> WHAT THE EXERCISE ASKS
Pull out every line of the listing below where "this" appears.

> Lines of data
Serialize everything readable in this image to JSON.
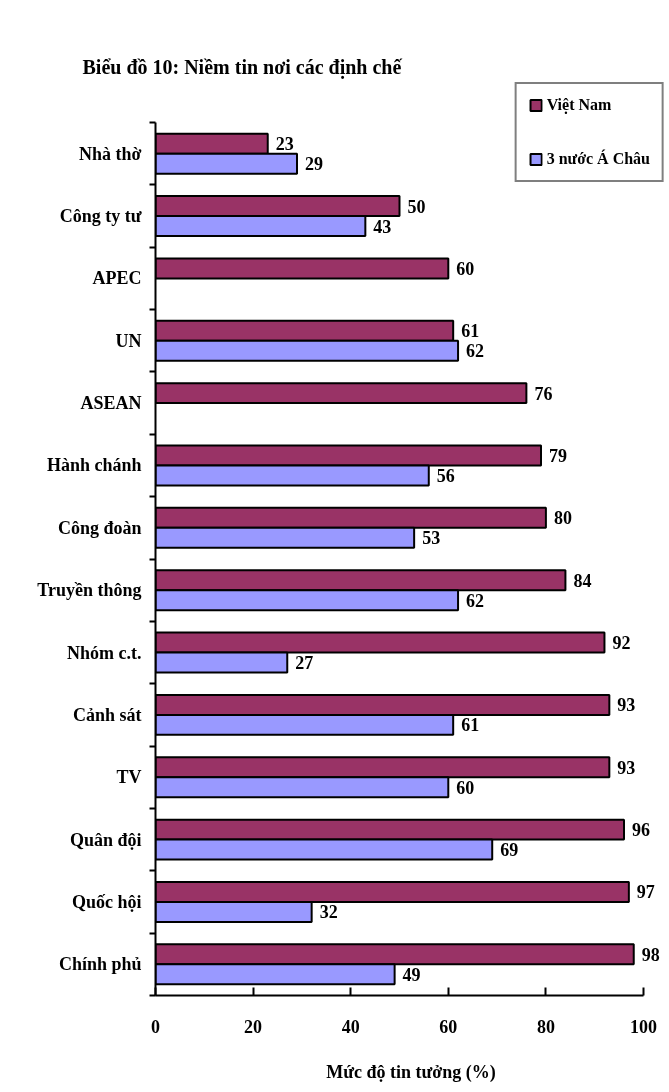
{
  "chart_data": {
    "type": "bar",
    "orientation": "horizontal",
    "title": "Biểu đồ 10: Niềm tin nơi các định chế",
    "xlabel": "Mức độ tin tưởng (%)",
    "categories": [
      "Nhà thờ",
      "Công ty tư",
      "APEC",
      "UN",
      "ASEAN",
      "Hành chánh",
      "Công đoàn",
      "Truyền thông",
      "Nhóm c.t.",
      "Cảnh sát",
      "TV",
      "Quân đội",
      "Quốc hội",
      "Chính phủ"
    ],
    "series": [
      {
        "name": "Việt Nam",
        "color": "#993366",
        "values": [
          23,
          50,
          60,
          61,
          76,
          79,
          80,
          84,
          92,
          93,
          93,
          96,
          97,
          98
        ]
      },
      {
        "name": "3 nước Á Châu",
        "color": "#9999ff",
        "values": [
          29,
          43,
          null,
          62,
          null,
          56,
          53,
          62,
          27,
          61,
          60,
          69,
          32,
          49
        ]
      }
    ],
    "xlim": [
      0,
      100
    ],
    "xticks": [
      0,
      20,
      40,
      60,
      80,
      100
    ],
    "legend": "top right",
    "data_labels": true
  }
}
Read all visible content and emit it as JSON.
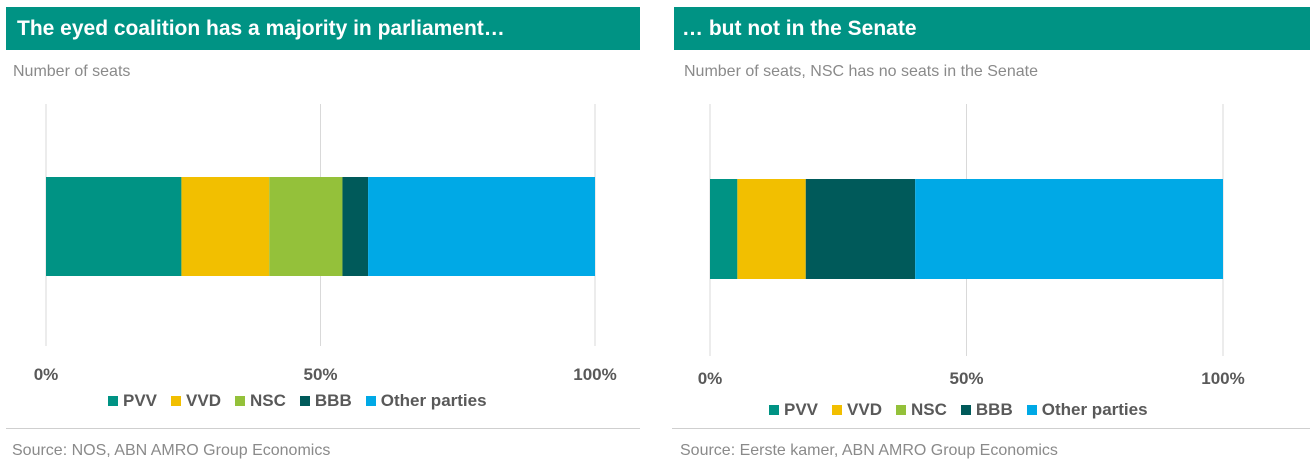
{
  "colors": {
    "PVV": "#009384",
    "VVD": "#f2bf00",
    "NSC": "#94c13a",
    "BBB": "#005a5a",
    "Other parties": "#00a9e6"
  },
  "panels": [
    {
      "title": "The eyed coalition has a majority in parliament…",
      "subtitle": "Number of seats",
      "source": "Source: NOS, ABN AMRO Group Economics",
      "chart_data": {
        "type": "bar",
        "orientation": "horizontal",
        "stacked": "percent",
        "categories": [
          ""
        ],
        "series": [
          {
            "name": "PVV",
            "values": [
              37
            ]
          },
          {
            "name": "VVD",
            "values": [
              24
            ]
          },
          {
            "name": "NSC",
            "values": [
              20
            ]
          },
          {
            "name": "BBB",
            "values": [
              7
            ]
          },
          {
            "name": "Other parties",
            "values": [
              62
            ]
          }
        ],
        "xlim": [
          0,
          100
        ],
        "x_ticks": [
          "0%",
          "50%",
          "100%"
        ],
        "grid": "vertical",
        "legend": "bottom"
      }
    },
    {
      "title": "… but not in the Senate",
      "subtitle": "Number of seats, NSC has no seats in the Senate",
      "source": "Source: Eerste kamer, ABN AMRO Group Economics",
      "chart_data": {
        "type": "bar",
        "orientation": "horizontal",
        "stacked": "percent",
        "categories": [
          ""
        ],
        "series": [
          {
            "name": "PVV",
            "values": [
              4
            ]
          },
          {
            "name": "VVD",
            "values": [
              10
            ]
          },
          {
            "name": "NSC",
            "values": [
              0
            ]
          },
          {
            "name": "BBB",
            "values": [
              16
            ]
          },
          {
            "name": "Other parties",
            "values": [
              45
            ]
          }
        ],
        "xlim": [
          0,
          100
        ],
        "x_ticks": [
          "0%",
          "50%",
          "100%"
        ],
        "grid": "vertical",
        "legend": "bottom"
      }
    }
  ]
}
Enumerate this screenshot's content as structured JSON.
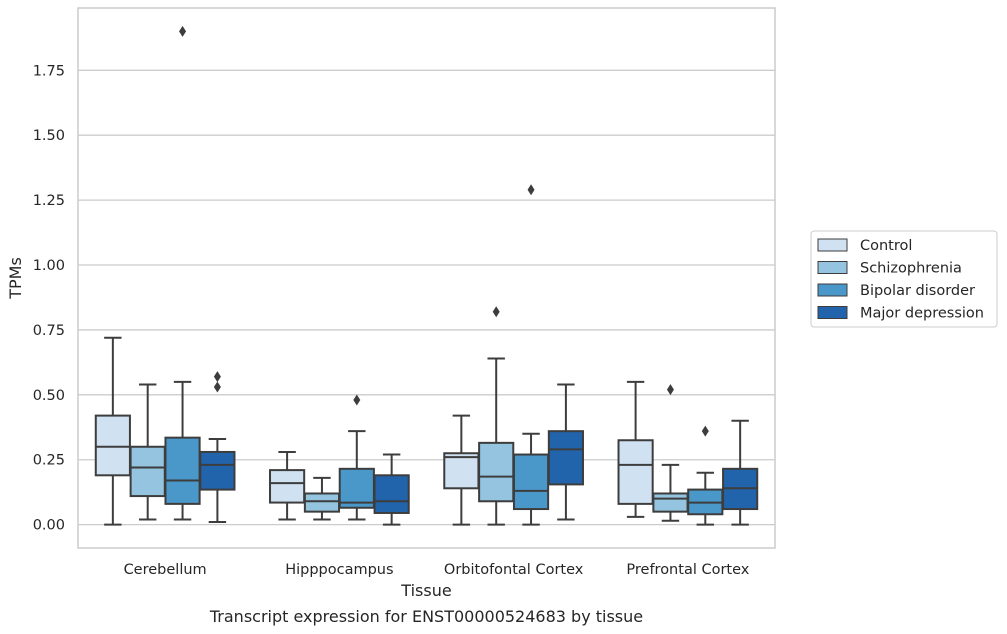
{
  "chart_data": {
    "type": "box",
    "caption": "Transcript expression for ENST00000524683 by tissue",
    "xlabel": "Tissue",
    "ylabel": "TPMs",
    "ylim": [
      -0.09,
      1.99
    ],
    "yticks": [
      0.0,
      0.25,
      0.5,
      0.75,
      1.0,
      1.25,
      1.5,
      1.75
    ],
    "ytick_labels": [
      "0.00",
      "0.25",
      "0.50",
      "0.75",
      "1.00",
      "1.25",
      "1.50",
      "1.75"
    ],
    "grid": "horizontal",
    "legend_position": "right",
    "categories": [
      "Cerebellum",
      "Hipppocampus",
      "Orbitofontal Cortex",
      "Prefrontal Cortex"
    ],
    "series": [
      {
        "name": "Control",
        "color": "#d0e1f2",
        "boxes": [
          {
            "whislo": 0.0,
            "q1": 0.19,
            "med": 0.3,
            "q3": 0.42,
            "whishi": 0.72,
            "fliers": []
          },
          {
            "whislo": 0.02,
            "q1": 0.085,
            "med": 0.16,
            "q3": 0.21,
            "whishi": 0.28,
            "fliers": []
          },
          {
            "whislo": 0.0,
            "q1": 0.14,
            "med": 0.26,
            "q3": 0.275,
            "whishi": 0.42,
            "fliers": []
          },
          {
            "whislo": 0.03,
            "q1": 0.08,
            "med": 0.23,
            "q3": 0.325,
            "whishi": 0.55,
            "fliers": []
          }
        ]
      },
      {
        "name": "Schizophrenia",
        "color": "#94c4df",
        "boxes": [
          {
            "whislo": 0.02,
            "q1": 0.11,
            "med": 0.22,
            "q3": 0.3,
            "whishi": 0.54,
            "fliers": []
          },
          {
            "whislo": 0.02,
            "q1": 0.05,
            "med": 0.09,
            "q3": 0.12,
            "whishi": 0.18,
            "fliers": []
          },
          {
            "whislo": 0.0,
            "q1": 0.09,
            "med": 0.185,
            "q3": 0.315,
            "whishi": 0.64,
            "fliers": [
              0.82
            ]
          },
          {
            "whislo": 0.015,
            "q1": 0.05,
            "med": 0.1,
            "q3": 0.12,
            "whishi": 0.23,
            "fliers": [
              0.52
            ]
          }
        ]
      },
      {
        "name": "Bipolar disorder",
        "color": "#4a98c9",
        "boxes": [
          {
            "whislo": 0.02,
            "q1": 0.08,
            "med": 0.17,
            "q3": 0.335,
            "whishi": 0.55,
            "fliers": [
              1.9
            ]
          },
          {
            "whislo": 0.02,
            "q1": 0.065,
            "med": 0.085,
            "q3": 0.215,
            "whishi": 0.36,
            "fliers": [
              0.48
            ]
          },
          {
            "whislo": 0.0,
            "q1": 0.06,
            "med": 0.13,
            "q3": 0.27,
            "whishi": 0.35,
            "fliers": [
              1.29
            ]
          },
          {
            "whislo": 0.0,
            "q1": 0.04,
            "med": 0.085,
            "q3": 0.135,
            "whishi": 0.2,
            "fliers": [
              0.36
            ]
          }
        ]
      },
      {
        "name": "Major depression",
        "color": "#2164ab",
        "boxes": [
          {
            "whislo": 0.01,
            "q1": 0.135,
            "med": 0.23,
            "q3": 0.28,
            "whishi": 0.33,
            "fliers": [
              0.53,
              0.57
            ]
          },
          {
            "whislo": 0.0,
            "q1": 0.045,
            "med": 0.09,
            "q3": 0.19,
            "whishi": 0.27,
            "fliers": []
          },
          {
            "whislo": 0.02,
            "q1": 0.155,
            "med": 0.29,
            "q3": 0.36,
            "whishi": 0.54,
            "fliers": []
          },
          {
            "whislo": 0.0,
            "q1": 0.06,
            "med": 0.14,
            "q3": 0.215,
            "whishi": 0.4,
            "fliers": []
          }
        ]
      }
    ]
  }
}
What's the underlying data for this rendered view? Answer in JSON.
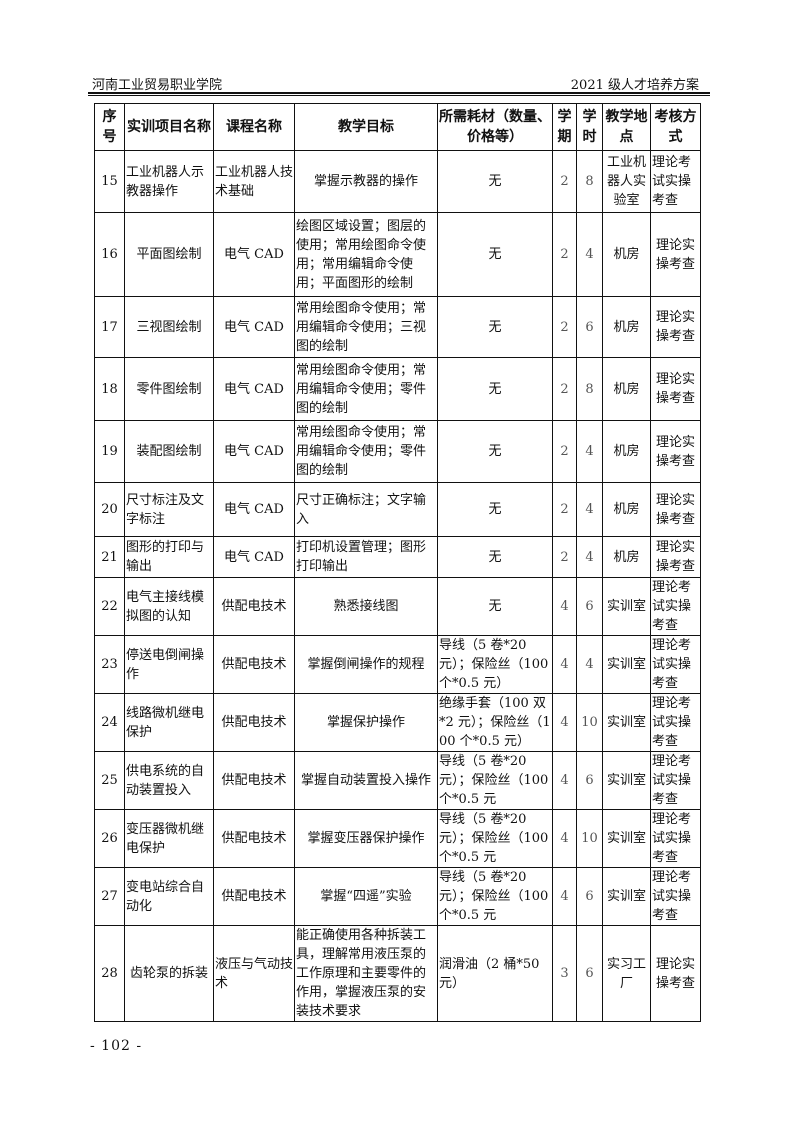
{
  "header": {
    "institution": "河南工业贸易职业学院",
    "document": "2021 级人才培养方案"
  },
  "table": {
    "columns": [
      "序号",
      "实训项目名称",
      "课程名称",
      "教学目标",
      "所需耗材（数量、价格等）",
      "学期",
      "学时",
      "教学地点",
      "考核方式"
    ],
    "rows": [
      [
        "15",
        "工业机器人示教器操作",
        "工业机器人技术基础",
        "掌握示教器的操作",
        "无",
        "2",
        "8",
        "工业机器人实验室",
        "理论考试实操考查"
      ],
      [
        "16",
        "平面图绘制",
        "电气 CAD",
        "绘图区域设置；图层的使用；常用绘图命令使用；常用编辑命令使用；平面图形的绘制",
        "无",
        "2",
        "4",
        "机房",
        "理论实操考查"
      ],
      [
        "17",
        "三视图绘制",
        "电气 CAD",
        "常用绘图命令使用；常用编辑命令使用；三视图的绘制",
        "无",
        "2",
        "6",
        "机房",
        "理论实操考查"
      ],
      [
        "18",
        "零件图绘制",
        "电气 CAD",
        "常用绘图命令使用；常用编辑命令使用；零件图的绘制",
        "无",
        "2",
        "8",
        "机房",
        "理论实操考查"
      ],
      [
        "19",
        "装配图绘制",
        "电气 CAD",
        "常用绘图命令使用；常用编辑命令使用；零件图的绘制",
        "无",
        "2",
        "4",
        "机房",
        "理论实操考查"
      ],
      [
        "20",
        "尺寸标注及文字标注",
        "电气 CAD",
        "尺寸正确标注；文字输入",
        "无",
        "2",
        "4",
        "机房",
        "理论实操考查"
      ],
      [
        "21",
        "图形的打印与输出",
        "电气 CAD",
        "打印机设置管理；图形打印输出",
        "无",
        "2",
        "4",
        "机房",
        "理论实操考查"
      ],
      [
        "22",
        "电气主接线模拟图的认知",
        "供配电技术",
        "熟悉接线图",
        "无",
        "4",
        "6",
        "实训室",
        "理论考试实操考查"
      ],
      [
        "23",
        "停送电倒闸操作",
        "供配电技术",
        "掌握倒闸操作的规程",
        "导线（5 卷*20 元）；保险丝（100 个*0.5 元）",
        "4",
        "4",
        "实训室",
        "理论考试实操考查"
      ],
      [
        "24",
        "线路微机继电保护",
        "供配电技术",
        "掌握保护操作",
        "绝缘手套（100 双*2 元）；保险丝（100 个*0.5 元）",
        "4",
        "10",
        "实训室",
        "理论考试实操考查"
      ],
      [
        "25",
        "供电系统的自动装置投入",
        "供配电技术",
        "掌握自动装置投入操作",
        "导线（5 卷*20 元）；保险丝（100 个*0.5 元",
        "4",
        "6",
        "实训室",
        "理论考试实操考查"
      ],
      [
        "26",
        "变压器微机继电保护",
        "供配电技术",
        "掌握变压器保护操作",
        "导线（5 卷*20 元）；保险丝（100 个*0.5 元",
        "4",
        "10",
        "实训室",
        "理论考试实操考查"
      ],
      [
        "27",
        "变电站综合自动化",
        "供配电技术",
        "掌握“四遥”实验",
        "导线（5 卷*20 元）；保险丝（100 个*0.5 元",
        "4",
        "6",
        "实训室",
        "理论考试实操考查"
      ],
      [
        "28",
        "齿轮泵的拆装",
        "液压与气动技术",
        "能正确使用各种拆装工具，理解常用液压泵的工作原理和主要零件的作用，掌握液压泵的安装技术要求",
        "润滑油（2 桶*50 元）",
        "3",
        "6",
        "实习工厂",
        "理论实操考查"
      ]
    ]
  },
  "footer": {
    "page": "- 102 -"
  }
}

> SOLUTION TO THE EXERCISE
Serialize everything readable in this image to JSON.
Enumerate this screenshot's content as structured JSON.
What's the underlying data for this rendered view? Answer in JSON.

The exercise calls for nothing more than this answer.